## Excerpt from a dataset
== == ==

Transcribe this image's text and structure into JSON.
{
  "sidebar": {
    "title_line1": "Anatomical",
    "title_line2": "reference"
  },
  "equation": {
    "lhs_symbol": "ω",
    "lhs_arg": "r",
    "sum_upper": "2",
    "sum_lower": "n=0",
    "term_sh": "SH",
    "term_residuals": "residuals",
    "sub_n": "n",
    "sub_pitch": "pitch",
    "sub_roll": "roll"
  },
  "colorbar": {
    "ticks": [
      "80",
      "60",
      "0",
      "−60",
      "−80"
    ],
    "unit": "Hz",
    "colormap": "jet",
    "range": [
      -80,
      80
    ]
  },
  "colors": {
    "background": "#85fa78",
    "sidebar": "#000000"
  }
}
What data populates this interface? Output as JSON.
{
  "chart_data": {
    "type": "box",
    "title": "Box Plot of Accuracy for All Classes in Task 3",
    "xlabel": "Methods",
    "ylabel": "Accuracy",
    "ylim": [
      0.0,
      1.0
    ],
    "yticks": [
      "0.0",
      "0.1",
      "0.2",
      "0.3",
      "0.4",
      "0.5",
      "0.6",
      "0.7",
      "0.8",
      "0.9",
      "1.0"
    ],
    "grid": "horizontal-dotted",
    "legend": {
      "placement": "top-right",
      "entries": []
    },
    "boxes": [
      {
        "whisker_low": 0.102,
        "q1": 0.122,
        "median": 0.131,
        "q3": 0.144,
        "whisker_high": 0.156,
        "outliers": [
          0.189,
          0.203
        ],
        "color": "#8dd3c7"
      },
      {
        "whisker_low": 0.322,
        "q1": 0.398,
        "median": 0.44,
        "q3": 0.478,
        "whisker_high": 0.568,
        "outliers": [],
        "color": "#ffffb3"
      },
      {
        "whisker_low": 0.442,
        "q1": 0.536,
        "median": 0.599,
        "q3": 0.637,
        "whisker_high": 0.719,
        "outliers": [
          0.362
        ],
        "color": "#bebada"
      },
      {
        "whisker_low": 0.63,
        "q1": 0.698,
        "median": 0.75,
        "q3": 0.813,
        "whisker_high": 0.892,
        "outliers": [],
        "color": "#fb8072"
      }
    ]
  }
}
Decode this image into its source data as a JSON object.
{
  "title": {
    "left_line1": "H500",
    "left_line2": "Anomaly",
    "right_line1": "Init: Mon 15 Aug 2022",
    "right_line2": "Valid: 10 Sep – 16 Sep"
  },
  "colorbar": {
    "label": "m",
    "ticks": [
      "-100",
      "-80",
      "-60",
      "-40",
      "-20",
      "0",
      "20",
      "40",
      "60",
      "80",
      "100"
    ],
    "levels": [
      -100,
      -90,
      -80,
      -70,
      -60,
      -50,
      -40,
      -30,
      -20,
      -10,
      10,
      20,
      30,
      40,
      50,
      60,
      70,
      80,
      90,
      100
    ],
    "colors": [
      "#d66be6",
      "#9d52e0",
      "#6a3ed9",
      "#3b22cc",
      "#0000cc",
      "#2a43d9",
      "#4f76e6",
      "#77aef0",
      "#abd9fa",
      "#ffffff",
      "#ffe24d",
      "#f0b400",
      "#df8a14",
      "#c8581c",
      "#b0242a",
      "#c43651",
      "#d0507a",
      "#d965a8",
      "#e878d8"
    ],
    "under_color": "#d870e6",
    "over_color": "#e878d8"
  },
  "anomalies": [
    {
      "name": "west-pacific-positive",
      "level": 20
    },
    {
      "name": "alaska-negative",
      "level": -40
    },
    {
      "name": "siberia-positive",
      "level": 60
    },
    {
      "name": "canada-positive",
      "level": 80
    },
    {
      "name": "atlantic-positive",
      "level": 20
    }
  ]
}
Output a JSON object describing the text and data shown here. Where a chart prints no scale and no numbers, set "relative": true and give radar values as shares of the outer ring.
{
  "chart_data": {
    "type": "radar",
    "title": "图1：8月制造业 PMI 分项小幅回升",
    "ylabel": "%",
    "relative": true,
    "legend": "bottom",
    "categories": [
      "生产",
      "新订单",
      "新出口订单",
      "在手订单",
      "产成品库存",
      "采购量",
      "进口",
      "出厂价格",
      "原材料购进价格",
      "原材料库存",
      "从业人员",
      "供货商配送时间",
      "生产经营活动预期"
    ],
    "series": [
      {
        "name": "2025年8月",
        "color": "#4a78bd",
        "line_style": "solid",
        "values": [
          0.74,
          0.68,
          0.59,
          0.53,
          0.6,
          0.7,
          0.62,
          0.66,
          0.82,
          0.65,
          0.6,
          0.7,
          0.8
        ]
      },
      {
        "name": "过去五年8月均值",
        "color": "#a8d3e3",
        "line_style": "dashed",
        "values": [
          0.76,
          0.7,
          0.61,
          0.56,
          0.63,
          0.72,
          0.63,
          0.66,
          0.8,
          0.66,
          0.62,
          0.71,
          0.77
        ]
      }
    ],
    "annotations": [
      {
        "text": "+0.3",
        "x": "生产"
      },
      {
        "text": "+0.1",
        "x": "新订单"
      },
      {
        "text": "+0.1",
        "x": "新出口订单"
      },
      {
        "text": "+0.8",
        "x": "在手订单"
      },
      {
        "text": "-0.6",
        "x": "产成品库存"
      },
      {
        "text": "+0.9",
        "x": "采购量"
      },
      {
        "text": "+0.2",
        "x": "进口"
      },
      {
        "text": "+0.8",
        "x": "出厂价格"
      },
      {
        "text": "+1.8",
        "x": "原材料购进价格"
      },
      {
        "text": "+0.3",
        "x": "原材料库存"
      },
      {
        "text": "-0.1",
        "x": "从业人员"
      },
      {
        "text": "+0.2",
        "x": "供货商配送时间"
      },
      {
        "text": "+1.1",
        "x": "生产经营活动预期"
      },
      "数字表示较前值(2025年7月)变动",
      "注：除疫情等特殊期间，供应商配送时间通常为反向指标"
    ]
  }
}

== == ==

Retype every entry word for word.

## Answer to this exercise
Transcribe this image's text and structure into JSON.
{
  "sidebar": {
    "title_line1": "Anatomical",
    "title_line2": "reference"
  },
  "equation": {
    "lhs_symbol": "ω",
    "lhs_arg": "r",
    "sum_upper": "2",
    "sum_lower": "n=0",
    "term_sh": "SH",
    "term_residuals": "residuals",
    "sub_n": "n",
    "sub_pitch": "pitch",
    "sub_roll": "roll"
  },
  "colorbar": {
    "ticks": [
      "80",
      "60",
      "0",
      "−60",
      "−80"
    ],
    "unit": "Hz",
    "colormap": "jet",
    "range": [
      -80,
      80
    ]
  },
  "colors": {
    "background": "#85fa78",
    "sidebar": "#000000"
  }
}
What data populates this interface? Output as JSON.
{
  "chart_data": {
    "type": "box",
    "title": "Box Plot of Accuracy for All Classes in Task 3",
    "xlabel": "Methods",
    "ylabel": "Accuracy",
    "ylim": [
      0.0,
      1.0
    ],
    "yticks": [
      "0.0",
      "0.1",
      "0.2",
      "0.3",
      "0.4",
      "0.5",
      "0.6",
      "0.7",
      "0.8",
      "0.9",
      "1.0"
    ],
    "grid": "horizontal-dotted",
    "legend": {
      "placement": "top-right",
      "entries": []
    },
    "boxes": [
      {
        "whisker_low": 0.102,
        "q1": 0.122,
        "median": 0.131,
        "q3": 0.144,
        "whisker_high": 0.156,
        "outliers": [
          0.189,
          0.203
        ],
        "color": "#8dd3c7"
      },
      {
        "whisker_low": 0.322,
        "q1": 0.398,
        "median": 0.44,
        "q3": 0.478,
        "whisker_high": 0.568,
        "outliers": [],
        "color": "#ffffb3"
      },
      {
        "whisker_low": 0.442,
        "q1": 0.536,
        "median": 0.599,
        "q3": 0.637,
        "whisker_high": 0.719,
        "outliers": [
          0.362
        ],
        "color": "#bebada"
      },
      {
        "whisker_low": 0.63,
        "q1": 0.698,
        "median": 0.75,
        "q3": 0.813,
        "whisker_high": 0.892,
        "outliers": [],
        "color": "#fb8072"
      }
    ]
  }
}
Decode this image into its source data as a JSON object.
{
  "title": {
    "left_line1": "H500",
    "left_line2": "Anomaly",
    "right_line1": "Init: Mon 15 Aug 2022",
    "right_line2": "Valid: 10 Sep – 16 Sep"
  },
  "colorbar": {
    "label": "m",
    "ticks": [
      "-100",
      "-80",
      "-60",
      "-40",
      "-20",
      "0",
      "20",
      "40",
      "60",
      "80",
      "100"
    ],
    "levels": [
      -100,
      -90,
      -80,
      -70,
      -60,
      -50,
      -40,
      -30,
      -20,
      -10,
      10,
      20,
      30,
      40,
      50,
      60,
      70,
      80,
      90,
      100
    ],
    "colors": [
      "#d66be6",
      "#9d52e0",
      "#6a3ed9",
      "#3b22cc",
      "#0000cc",
      "#2a43d9",
      "#4f76e6",
      "#77aef0",
      "#abd9fa",
      "#ffffff",
      "#ffe24d",
      "#f0b400",
      "#df8a14",
      "#c8581c",
      "#b0242a",
      "#c43651",
      "#d0507a",
      "#d965a8",
      "#e878d8"
    ],
    "under_color": "#d870e6",
    "over_color": "#e878d8"
  },
  "anomalies": [
    {
      "name": "west-pacific-positive",
      "level": 20
    },
    {
      "name": "alaska-negative",
      "level": -40
    },
    {
      "name": "siberia-positive",
      "level": 60
    },
    {
      "name": "canada-positive",
      "level": 80
    },
    {
      "name": "atlantic-positive",
      "level": 20
    }
  ]
}
Output a JSON object describing the text and data shown here. Where a chart prints no scale and no numbers, set "relative": true and give radar values as shares of the outer ring.
{
  "chart_data": {
    "type": "radar",
    "title": "图1：8月制造业 PMI 分项小幅回升",
    "ylabel": "%",
    "relative": true,
    "legend": "bottom",
    "categories": [
      "生产",
      "新订单",
      "新出口订单",
      "在手订单",
      "产成品库存",
      "采购量",
      "进口",
      "出厂价格",
      "原材料购进价格",
      "原材料库存",
      "从业人员",
      "供货商配送时间",
      "生产经营活动预期"
    ],
    "series": [
      {
        "name": "2025年8月",
        "color": "#4a78bd",
        "line_style": "solid",
        "values": [
          0.74,
          0.68,
          0.59,
          0.53,
          0.6,
          0.7,
          0.62,
          0.66,
          0.82,
          0.65,
          0.6,
          0.7,
          0.8
        ]
      },
      {
        "name": "过去五年8月均值",
        "color": "#a8d3e3",
        "line_style": "dashed",
        "values": [
          0.76,
          0.7,
          0.61,
          0.56,
          0.63,
          0.72,
          0.63,
          0.66,
          0.8,
          0.66,
          0.62,
          0.71,
          0.77
        ]
      }
    ],
    "annotations": [
      {
        "text": "+0.3",
        "x": "生产"
      },
      {
        "text": "+0.1",
        "x": "新订单"
      },
      {
        "text": "+0.1",
        "x": "新出口订单"
      },
      {
        "text": "+0.8",
        "x": "在手订单"
      },
      {
        "text": "-0.6",
        "x": "产成品库存"
      },
      {
        "text": "+0.9",
        "x": "采购量"
      },
      {
        "text": "+0.2",
        "x": "进口"
      },
      {
        "text": "+0.8",
        "x": "出厂价格"
      },
      {
        "text": "+1.8",
        "x": "原材料购进价格"
      },
      {
        "text": "+0.3",
        "x": "原材料库存"
      },
      {
        "text": "-0.1",
        "x": "从业人员"
      },
      {
        "text": "+0.2",
        "x": "供货商配送时间"
      },
      {
        "text": "+1.1",
        "x": "生产经营活动预期"
      },
      "数字表示较前值(2025年7月)变动",
      "注：除疫情等特殊期间，供应商配送时间通常为反向指标"
    ]
  }
}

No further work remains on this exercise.